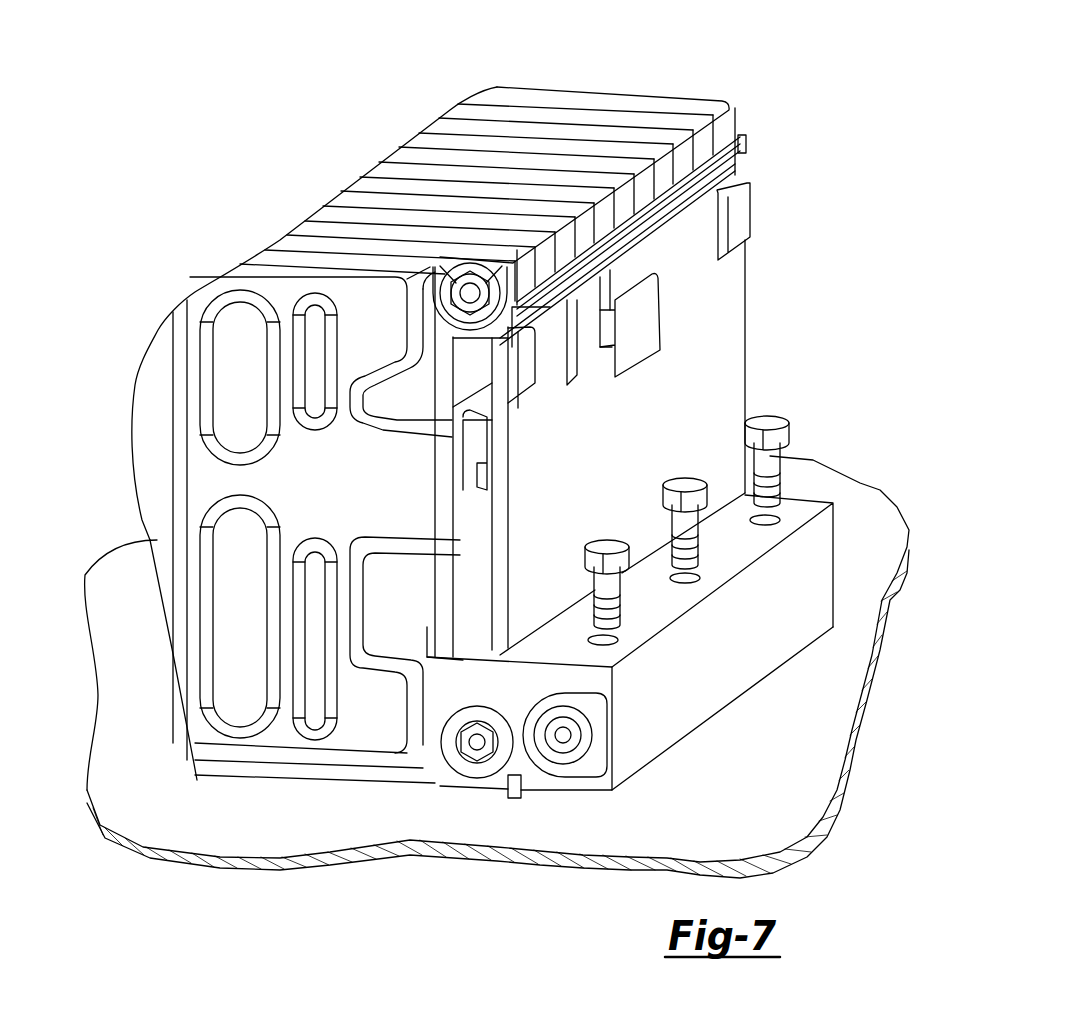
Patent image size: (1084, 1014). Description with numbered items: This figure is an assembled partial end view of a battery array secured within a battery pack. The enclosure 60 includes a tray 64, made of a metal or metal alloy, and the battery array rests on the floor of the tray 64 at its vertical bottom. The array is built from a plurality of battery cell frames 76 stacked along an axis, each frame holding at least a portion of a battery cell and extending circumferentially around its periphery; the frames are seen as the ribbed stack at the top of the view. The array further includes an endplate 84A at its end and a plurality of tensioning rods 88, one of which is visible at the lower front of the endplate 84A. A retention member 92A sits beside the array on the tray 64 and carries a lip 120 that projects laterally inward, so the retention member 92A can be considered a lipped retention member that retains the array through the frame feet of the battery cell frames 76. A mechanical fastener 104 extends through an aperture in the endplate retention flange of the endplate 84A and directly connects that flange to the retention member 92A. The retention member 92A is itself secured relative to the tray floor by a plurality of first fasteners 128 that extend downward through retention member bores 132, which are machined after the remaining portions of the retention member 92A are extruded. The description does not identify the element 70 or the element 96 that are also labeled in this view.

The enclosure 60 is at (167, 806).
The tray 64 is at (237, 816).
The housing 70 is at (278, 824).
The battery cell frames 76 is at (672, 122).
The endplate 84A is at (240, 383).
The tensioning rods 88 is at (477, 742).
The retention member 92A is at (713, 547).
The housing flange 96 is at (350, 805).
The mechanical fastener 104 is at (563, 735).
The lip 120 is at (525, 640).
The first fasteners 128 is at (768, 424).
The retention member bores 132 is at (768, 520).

-------------------------

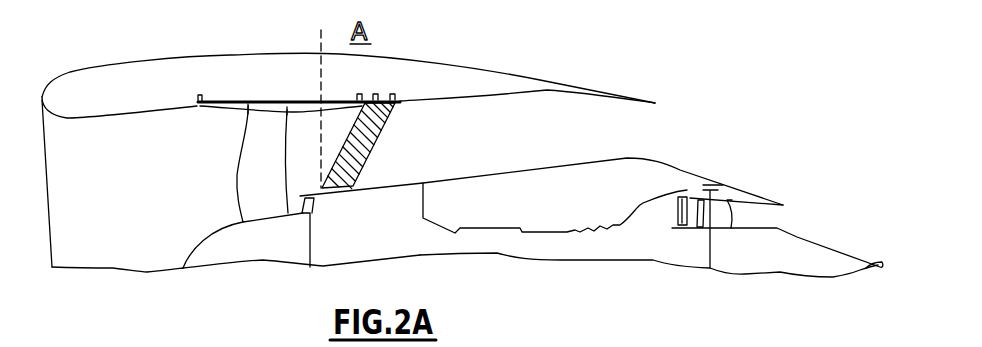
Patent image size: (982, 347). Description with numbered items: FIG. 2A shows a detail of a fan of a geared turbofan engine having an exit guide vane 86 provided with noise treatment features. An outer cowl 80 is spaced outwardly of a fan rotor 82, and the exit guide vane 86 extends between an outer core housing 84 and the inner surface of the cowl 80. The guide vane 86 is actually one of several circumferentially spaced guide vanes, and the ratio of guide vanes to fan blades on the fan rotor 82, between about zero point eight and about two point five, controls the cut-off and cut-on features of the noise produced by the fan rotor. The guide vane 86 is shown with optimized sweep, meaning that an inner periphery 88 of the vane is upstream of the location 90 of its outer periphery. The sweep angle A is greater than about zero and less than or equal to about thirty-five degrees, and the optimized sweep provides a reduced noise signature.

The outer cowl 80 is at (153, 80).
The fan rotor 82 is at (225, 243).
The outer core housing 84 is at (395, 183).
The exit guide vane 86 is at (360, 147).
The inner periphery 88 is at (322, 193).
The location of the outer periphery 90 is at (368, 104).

-------------------------

Update everything from the line containing "Patent image size: (1084, 1014)." down to the line containing "The retention member bores", putting "battery housing" in place of "battery pack" and leaving the rest unchanged.

Patent image size: (1084, 1014). Description with numbered items: This figure is an assembled partial end view of a battery array secured within a battery housing. The enclosure 60 includes a tray 64, made of a metal or metal alloy, and the battery array rests on the floor of the tray 64 at its vertical bottom. The array is built from a plurality of battery cell frames 76 stacked along an axis, each frame holding at least a portion of a battery cell and extending circumferentially around its periphery; the frames are seen as the ribbed stack at the top of the view. The array further includes an endplate 84A at its end and a plurality of tensioning rods 88, one of which is visible at the lower front of the endplate 84A. A retention member 92A sits beside the array on the tray 64 and carries a lip 120 that projects laterally inward, so the retention member 92A can be considered a lipped retention member that retains the array through the frame feet of the battery cell frames 76. A mechanical fastener 104 extends through an aperture in the endplate retention flange of the endplate 84A and directly connects that flange to the retention member 92A. The retention member 92A is itself secured relative to the tray floor by a plurality of first fasteners 128 that extend downward through retention member bores 132, which are machined after the remaining portions of the retention member 92A are extruded. The description does not identify the element 70 or the element 96 that are also labeled in this view.

The enclosure 60 is at (167, 806).
The tray 64 is at (237, 816).
The housing 70 is at (278, 824).
The battery cell frames 76 is at (672, 122).
The endplate 84A is at (240, 383).
The tensioning rods 88 is at (477, 742).
The retention member 92A is at (713, 547).
The housing flange 96 is at (350, 805).
The mechanical fastener 104 is at (563, 735).
The lip 120 is at (525, 640).
The first fasteners 128 is at (768, 424).
The retention member bores 132 is at (768, 520).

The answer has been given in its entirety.